Extracted entries:
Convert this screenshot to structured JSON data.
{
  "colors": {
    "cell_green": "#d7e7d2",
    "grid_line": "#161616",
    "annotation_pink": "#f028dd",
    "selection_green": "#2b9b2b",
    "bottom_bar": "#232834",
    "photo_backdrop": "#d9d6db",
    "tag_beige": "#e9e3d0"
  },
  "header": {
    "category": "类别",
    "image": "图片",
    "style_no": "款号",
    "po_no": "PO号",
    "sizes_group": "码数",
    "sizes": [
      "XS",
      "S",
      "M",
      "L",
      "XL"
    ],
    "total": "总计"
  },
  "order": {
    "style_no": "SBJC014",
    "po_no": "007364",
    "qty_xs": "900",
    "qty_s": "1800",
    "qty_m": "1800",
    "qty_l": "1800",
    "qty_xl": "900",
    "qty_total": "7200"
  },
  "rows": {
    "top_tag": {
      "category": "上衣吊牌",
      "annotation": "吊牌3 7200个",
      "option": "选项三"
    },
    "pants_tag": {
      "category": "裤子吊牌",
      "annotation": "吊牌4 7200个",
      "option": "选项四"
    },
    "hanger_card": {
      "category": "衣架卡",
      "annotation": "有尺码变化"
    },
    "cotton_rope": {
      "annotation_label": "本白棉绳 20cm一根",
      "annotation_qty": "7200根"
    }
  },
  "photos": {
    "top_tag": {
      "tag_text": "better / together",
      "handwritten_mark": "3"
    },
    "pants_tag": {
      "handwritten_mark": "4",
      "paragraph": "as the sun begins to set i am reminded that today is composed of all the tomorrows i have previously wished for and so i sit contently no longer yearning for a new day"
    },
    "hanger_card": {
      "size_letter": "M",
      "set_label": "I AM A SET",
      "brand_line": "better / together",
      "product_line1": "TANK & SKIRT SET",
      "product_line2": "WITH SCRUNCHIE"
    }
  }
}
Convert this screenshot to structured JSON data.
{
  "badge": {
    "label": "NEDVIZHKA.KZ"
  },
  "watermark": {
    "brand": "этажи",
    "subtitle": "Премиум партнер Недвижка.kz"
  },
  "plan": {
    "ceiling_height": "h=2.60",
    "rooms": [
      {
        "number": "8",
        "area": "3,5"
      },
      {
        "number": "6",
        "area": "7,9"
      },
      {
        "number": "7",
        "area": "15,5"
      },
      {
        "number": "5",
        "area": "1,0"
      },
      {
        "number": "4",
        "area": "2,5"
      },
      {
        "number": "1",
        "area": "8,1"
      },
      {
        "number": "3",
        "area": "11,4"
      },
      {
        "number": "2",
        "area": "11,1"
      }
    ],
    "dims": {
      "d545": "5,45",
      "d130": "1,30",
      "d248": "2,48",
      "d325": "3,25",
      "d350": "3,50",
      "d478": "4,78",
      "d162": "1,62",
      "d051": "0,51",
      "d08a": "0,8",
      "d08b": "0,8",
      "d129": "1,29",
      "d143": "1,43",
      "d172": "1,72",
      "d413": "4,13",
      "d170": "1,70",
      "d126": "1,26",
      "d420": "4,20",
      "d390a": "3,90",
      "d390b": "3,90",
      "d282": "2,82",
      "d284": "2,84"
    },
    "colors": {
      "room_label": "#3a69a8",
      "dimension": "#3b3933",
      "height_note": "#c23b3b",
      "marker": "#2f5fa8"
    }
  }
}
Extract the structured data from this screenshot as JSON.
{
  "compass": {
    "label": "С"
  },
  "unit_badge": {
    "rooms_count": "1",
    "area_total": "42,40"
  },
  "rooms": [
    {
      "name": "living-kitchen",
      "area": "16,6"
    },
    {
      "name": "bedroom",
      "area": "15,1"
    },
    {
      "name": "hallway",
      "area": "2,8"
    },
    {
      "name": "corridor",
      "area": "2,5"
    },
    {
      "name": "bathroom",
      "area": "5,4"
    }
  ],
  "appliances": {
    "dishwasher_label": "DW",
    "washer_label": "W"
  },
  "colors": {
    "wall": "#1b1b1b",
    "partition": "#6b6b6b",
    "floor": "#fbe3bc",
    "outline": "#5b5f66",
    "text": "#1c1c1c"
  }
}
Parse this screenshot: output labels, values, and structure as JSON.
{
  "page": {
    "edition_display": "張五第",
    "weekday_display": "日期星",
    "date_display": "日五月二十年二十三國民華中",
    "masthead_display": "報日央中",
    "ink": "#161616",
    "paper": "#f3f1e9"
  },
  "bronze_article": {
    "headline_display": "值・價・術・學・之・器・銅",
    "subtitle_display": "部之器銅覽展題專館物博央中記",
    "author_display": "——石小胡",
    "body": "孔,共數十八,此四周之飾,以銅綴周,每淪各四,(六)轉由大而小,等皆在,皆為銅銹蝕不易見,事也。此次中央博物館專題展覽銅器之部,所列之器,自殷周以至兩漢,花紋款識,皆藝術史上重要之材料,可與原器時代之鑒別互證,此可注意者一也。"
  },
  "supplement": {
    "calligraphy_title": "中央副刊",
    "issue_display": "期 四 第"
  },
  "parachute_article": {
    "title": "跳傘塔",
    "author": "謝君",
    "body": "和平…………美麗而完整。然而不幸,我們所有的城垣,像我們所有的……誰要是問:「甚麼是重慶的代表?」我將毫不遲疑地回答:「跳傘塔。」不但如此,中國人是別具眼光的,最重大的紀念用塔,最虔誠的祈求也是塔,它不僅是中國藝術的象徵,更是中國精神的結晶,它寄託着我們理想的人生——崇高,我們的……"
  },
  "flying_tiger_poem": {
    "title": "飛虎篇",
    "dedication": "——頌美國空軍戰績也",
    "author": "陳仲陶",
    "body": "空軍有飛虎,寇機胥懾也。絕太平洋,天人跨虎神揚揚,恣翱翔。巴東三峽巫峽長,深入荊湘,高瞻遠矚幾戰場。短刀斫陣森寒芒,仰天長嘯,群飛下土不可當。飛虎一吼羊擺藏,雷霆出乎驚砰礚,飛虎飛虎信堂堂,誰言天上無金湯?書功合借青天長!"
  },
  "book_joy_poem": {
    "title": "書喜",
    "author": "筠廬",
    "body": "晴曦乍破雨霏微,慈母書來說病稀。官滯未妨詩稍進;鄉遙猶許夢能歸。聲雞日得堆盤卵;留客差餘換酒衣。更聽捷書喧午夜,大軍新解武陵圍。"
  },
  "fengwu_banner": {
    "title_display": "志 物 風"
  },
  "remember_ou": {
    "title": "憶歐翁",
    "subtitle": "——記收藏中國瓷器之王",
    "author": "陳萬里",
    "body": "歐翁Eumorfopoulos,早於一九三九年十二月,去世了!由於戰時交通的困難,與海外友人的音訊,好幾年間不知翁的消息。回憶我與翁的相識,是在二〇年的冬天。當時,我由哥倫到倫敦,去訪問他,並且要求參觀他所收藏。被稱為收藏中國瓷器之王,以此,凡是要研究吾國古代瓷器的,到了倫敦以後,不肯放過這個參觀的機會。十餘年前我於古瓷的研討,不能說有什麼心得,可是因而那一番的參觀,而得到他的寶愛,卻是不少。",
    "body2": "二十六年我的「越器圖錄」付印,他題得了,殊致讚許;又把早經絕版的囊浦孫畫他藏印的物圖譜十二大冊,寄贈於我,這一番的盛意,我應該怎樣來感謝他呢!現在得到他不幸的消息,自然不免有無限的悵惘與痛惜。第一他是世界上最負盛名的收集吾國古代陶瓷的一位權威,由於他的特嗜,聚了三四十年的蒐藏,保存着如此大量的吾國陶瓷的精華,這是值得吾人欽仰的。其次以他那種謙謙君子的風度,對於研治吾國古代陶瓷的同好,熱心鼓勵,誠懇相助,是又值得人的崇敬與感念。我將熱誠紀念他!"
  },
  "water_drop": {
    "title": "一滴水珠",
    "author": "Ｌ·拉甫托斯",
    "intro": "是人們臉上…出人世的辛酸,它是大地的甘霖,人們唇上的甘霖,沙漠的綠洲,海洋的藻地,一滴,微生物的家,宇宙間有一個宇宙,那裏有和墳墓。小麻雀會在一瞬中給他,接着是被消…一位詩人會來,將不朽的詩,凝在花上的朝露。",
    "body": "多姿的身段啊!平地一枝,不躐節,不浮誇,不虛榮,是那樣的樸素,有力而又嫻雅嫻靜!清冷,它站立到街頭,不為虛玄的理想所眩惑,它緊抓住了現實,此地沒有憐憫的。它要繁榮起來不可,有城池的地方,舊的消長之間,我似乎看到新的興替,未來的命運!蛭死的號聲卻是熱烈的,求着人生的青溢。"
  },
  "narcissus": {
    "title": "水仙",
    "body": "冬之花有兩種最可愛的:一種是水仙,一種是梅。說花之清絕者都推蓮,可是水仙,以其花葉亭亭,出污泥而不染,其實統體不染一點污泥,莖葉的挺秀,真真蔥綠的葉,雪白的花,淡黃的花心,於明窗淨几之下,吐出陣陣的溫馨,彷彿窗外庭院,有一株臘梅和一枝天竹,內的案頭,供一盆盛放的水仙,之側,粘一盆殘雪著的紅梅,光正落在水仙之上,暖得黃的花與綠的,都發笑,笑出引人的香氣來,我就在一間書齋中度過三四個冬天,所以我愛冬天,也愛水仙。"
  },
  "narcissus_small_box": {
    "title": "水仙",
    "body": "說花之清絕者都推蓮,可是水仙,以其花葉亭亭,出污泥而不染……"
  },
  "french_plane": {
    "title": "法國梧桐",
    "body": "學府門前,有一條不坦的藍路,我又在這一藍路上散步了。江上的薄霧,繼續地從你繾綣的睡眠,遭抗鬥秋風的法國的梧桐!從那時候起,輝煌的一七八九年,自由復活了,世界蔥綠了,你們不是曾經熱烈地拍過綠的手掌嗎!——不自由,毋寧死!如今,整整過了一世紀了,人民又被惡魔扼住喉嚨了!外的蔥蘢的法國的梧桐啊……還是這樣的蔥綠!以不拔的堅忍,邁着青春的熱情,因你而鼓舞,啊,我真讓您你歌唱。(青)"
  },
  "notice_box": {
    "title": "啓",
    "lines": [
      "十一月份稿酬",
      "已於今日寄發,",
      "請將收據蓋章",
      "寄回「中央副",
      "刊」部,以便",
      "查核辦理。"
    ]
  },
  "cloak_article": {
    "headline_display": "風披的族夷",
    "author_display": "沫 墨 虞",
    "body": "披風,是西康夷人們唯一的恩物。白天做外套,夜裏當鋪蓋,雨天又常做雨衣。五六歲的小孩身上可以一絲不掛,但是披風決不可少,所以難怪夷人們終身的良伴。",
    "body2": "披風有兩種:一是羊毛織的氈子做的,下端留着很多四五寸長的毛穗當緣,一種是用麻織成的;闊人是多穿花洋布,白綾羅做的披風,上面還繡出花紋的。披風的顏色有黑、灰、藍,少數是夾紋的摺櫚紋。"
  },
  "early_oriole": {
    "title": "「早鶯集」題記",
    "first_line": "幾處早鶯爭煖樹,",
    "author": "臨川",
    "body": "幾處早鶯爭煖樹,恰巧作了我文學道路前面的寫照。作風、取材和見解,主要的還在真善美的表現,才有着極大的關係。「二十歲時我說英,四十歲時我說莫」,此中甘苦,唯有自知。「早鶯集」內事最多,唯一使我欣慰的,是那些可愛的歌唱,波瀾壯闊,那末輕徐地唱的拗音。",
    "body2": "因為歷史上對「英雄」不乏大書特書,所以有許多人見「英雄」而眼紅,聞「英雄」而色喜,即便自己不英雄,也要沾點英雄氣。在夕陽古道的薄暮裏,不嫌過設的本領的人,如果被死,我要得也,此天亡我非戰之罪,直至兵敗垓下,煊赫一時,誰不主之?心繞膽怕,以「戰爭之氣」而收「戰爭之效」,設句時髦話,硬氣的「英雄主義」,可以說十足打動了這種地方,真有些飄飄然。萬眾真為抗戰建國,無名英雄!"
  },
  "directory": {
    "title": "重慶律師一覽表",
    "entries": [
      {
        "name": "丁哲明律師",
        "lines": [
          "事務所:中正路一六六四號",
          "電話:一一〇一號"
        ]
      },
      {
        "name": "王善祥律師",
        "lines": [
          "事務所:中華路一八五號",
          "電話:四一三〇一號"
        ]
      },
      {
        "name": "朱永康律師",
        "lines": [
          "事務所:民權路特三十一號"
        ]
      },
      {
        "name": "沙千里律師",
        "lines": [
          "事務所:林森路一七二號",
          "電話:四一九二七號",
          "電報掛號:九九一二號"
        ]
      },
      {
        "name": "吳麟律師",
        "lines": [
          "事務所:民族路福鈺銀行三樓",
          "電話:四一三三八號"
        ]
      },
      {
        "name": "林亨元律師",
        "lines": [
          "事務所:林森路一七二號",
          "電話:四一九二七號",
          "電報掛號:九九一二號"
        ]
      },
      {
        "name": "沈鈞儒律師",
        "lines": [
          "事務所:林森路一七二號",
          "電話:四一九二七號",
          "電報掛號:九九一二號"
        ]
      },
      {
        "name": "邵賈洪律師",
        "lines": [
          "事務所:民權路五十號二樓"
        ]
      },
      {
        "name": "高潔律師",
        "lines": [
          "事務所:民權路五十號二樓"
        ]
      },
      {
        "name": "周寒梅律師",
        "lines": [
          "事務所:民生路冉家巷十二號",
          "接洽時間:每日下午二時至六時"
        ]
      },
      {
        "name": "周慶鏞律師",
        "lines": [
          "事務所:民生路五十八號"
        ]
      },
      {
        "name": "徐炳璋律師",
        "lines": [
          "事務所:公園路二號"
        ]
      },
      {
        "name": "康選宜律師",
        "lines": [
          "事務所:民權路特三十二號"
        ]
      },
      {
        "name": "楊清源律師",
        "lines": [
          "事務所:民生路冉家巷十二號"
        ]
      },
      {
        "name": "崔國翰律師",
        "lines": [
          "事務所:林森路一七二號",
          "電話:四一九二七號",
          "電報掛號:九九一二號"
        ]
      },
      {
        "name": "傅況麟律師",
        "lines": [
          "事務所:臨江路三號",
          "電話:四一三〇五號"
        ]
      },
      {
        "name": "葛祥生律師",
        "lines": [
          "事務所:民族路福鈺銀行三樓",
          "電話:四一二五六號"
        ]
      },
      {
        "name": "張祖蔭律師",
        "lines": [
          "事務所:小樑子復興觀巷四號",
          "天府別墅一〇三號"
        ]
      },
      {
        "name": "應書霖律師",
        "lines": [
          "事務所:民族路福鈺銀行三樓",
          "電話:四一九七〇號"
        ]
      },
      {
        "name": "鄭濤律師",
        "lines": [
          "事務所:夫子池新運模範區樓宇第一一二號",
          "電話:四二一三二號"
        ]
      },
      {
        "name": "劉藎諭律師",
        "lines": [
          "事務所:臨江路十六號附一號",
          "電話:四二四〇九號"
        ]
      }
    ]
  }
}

Exercise details: Lines containing the string "screenshot" are to be selected and copied.

Expected answer:
Convert this screenshot to structured JSON data.
Convert this screenshot to structured JSON data.
Extract the structured data from this screenshot as JSON.
Parse this screenshot: output labels, values, and structure as JSON.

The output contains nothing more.